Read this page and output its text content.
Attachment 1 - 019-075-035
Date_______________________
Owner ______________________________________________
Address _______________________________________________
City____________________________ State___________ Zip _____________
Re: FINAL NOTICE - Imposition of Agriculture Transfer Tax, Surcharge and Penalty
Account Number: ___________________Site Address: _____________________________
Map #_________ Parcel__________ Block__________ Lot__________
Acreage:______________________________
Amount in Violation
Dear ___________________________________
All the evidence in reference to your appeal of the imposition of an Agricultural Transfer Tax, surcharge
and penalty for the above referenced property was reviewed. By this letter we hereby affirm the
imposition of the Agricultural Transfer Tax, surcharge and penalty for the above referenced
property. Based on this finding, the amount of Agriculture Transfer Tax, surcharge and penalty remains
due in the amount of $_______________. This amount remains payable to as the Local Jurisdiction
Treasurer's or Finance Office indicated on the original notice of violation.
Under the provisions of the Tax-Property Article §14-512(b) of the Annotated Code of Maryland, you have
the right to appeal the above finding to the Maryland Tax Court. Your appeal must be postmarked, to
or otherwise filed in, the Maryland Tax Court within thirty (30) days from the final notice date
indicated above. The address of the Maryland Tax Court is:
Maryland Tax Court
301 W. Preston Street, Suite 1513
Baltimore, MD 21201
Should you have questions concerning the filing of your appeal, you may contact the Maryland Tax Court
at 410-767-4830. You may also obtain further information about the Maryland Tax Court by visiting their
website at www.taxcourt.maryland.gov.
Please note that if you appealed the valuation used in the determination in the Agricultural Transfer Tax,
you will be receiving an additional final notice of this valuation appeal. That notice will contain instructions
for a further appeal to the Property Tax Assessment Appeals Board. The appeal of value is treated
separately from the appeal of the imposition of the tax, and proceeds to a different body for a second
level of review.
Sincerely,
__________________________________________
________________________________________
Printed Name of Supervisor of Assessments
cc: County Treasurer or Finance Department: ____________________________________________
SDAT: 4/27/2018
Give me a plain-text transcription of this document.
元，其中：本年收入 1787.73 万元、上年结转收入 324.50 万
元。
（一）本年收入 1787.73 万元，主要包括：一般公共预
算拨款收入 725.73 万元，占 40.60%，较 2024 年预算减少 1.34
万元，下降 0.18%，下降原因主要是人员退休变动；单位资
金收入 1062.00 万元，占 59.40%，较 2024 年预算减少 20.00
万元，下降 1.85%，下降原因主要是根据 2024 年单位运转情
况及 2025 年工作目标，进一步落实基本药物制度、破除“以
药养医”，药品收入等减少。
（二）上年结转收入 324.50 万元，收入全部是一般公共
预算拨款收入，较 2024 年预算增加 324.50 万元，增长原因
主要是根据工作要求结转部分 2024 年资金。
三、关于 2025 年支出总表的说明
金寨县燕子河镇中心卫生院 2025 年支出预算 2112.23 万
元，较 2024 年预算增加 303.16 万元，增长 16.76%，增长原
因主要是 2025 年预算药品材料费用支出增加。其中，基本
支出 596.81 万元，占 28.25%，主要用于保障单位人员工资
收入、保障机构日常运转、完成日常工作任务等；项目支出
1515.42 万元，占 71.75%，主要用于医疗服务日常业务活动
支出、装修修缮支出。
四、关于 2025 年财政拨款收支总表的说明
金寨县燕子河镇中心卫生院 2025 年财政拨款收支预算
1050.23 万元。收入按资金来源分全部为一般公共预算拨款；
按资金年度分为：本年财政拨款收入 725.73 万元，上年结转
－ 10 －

++++++++++

DIRECTION
Work out how many lines of the listing above include the word "indicated". Reply with nothing but the count.

EXPECTED ANSWER
2